*Work to complete*.
Find the word "Einfügen" in the records below. List each line containing it.

— start Data shown —

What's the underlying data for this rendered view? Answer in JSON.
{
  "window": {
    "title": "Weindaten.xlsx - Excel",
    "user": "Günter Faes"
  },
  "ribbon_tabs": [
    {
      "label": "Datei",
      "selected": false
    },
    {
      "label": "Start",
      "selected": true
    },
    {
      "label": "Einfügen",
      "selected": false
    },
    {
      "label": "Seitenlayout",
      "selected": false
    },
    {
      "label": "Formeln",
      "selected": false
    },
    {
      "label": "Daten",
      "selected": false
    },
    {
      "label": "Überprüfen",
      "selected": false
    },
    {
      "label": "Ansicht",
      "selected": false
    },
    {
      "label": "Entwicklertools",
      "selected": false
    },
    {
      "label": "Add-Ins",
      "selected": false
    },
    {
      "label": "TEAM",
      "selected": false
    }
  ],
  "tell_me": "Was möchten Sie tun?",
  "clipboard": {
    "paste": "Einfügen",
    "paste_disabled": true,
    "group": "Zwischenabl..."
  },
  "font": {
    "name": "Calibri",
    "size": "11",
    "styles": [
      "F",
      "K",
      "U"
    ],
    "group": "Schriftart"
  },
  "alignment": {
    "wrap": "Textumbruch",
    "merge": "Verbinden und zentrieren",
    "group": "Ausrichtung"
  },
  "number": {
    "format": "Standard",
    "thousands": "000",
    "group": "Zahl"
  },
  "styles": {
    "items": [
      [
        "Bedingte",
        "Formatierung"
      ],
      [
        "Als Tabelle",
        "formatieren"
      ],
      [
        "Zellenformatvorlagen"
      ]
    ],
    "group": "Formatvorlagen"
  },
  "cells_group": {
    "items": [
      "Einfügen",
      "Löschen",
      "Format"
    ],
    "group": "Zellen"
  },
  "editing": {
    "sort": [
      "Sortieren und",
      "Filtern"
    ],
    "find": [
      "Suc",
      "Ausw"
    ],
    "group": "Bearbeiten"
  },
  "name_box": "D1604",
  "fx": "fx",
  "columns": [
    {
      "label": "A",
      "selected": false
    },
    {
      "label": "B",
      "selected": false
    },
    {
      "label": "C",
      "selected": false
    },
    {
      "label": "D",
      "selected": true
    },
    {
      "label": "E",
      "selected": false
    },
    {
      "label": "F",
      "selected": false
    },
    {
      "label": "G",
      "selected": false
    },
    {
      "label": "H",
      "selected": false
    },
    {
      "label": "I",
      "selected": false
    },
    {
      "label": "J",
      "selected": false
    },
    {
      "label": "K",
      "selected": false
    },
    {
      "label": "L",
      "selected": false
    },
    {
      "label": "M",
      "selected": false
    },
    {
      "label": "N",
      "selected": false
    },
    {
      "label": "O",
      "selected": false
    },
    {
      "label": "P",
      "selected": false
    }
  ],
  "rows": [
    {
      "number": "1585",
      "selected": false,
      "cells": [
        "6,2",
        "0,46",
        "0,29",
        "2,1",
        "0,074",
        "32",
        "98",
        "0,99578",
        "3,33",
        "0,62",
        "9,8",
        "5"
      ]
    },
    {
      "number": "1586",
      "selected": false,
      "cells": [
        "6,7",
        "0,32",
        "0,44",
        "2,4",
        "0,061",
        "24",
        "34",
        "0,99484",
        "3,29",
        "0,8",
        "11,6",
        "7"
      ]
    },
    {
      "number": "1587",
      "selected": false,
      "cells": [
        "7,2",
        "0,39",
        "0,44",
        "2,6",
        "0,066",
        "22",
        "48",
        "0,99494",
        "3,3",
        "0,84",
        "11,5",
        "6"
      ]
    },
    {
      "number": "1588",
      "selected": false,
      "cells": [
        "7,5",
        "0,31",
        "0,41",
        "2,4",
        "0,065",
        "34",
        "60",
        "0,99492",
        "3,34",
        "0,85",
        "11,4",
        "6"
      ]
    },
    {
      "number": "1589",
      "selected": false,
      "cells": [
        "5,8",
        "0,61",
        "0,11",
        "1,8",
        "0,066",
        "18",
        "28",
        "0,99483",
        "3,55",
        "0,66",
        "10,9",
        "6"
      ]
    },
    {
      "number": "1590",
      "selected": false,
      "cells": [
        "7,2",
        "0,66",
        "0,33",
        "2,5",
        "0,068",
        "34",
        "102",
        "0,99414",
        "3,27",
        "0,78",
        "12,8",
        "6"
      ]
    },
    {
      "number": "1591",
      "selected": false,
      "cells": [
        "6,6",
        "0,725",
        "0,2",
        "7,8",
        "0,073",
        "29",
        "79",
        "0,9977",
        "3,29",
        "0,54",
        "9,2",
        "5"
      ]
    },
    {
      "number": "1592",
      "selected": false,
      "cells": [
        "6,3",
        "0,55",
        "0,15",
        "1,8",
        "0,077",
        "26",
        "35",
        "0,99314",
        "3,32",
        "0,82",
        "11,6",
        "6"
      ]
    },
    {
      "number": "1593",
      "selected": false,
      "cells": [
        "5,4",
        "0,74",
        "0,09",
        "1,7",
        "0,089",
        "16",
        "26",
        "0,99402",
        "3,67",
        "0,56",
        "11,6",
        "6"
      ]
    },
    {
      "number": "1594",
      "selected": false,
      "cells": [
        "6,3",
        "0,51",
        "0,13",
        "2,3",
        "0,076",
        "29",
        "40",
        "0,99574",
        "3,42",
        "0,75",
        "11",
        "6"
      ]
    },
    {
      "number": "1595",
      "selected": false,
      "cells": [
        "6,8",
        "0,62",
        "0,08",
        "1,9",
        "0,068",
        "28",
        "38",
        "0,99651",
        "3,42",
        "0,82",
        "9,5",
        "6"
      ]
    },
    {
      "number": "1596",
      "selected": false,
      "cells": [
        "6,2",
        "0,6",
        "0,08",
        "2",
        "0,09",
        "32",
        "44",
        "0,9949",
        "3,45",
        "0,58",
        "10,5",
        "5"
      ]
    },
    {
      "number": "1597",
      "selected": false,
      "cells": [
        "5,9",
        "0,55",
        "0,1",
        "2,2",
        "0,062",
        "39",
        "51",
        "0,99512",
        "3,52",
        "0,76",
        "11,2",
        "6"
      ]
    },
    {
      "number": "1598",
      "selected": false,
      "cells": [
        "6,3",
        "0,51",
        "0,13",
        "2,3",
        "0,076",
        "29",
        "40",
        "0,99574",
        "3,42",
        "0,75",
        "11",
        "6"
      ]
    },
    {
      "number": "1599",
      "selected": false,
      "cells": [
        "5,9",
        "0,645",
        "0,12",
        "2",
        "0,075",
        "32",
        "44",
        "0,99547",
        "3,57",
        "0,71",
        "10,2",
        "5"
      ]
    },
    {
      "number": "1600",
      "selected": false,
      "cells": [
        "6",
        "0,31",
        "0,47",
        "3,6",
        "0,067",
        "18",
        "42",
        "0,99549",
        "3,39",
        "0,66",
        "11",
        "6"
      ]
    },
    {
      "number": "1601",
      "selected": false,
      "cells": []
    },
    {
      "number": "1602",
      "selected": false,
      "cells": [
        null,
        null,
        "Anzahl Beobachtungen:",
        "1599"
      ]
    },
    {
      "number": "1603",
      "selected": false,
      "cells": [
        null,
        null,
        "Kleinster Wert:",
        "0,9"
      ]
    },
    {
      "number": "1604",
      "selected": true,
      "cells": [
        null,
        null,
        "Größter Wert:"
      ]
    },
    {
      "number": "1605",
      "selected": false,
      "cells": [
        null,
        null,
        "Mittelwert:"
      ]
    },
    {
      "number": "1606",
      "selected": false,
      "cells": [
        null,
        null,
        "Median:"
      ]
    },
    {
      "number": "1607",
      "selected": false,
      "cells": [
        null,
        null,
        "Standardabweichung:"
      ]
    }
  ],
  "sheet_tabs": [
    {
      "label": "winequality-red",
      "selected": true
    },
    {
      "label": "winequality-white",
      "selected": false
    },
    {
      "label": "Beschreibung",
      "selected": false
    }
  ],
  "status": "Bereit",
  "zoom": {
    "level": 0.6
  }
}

— end Data shown —

*Final result*.
      "label": "Einfügen",
    "paste": "Einfügen",
      "Einfügen",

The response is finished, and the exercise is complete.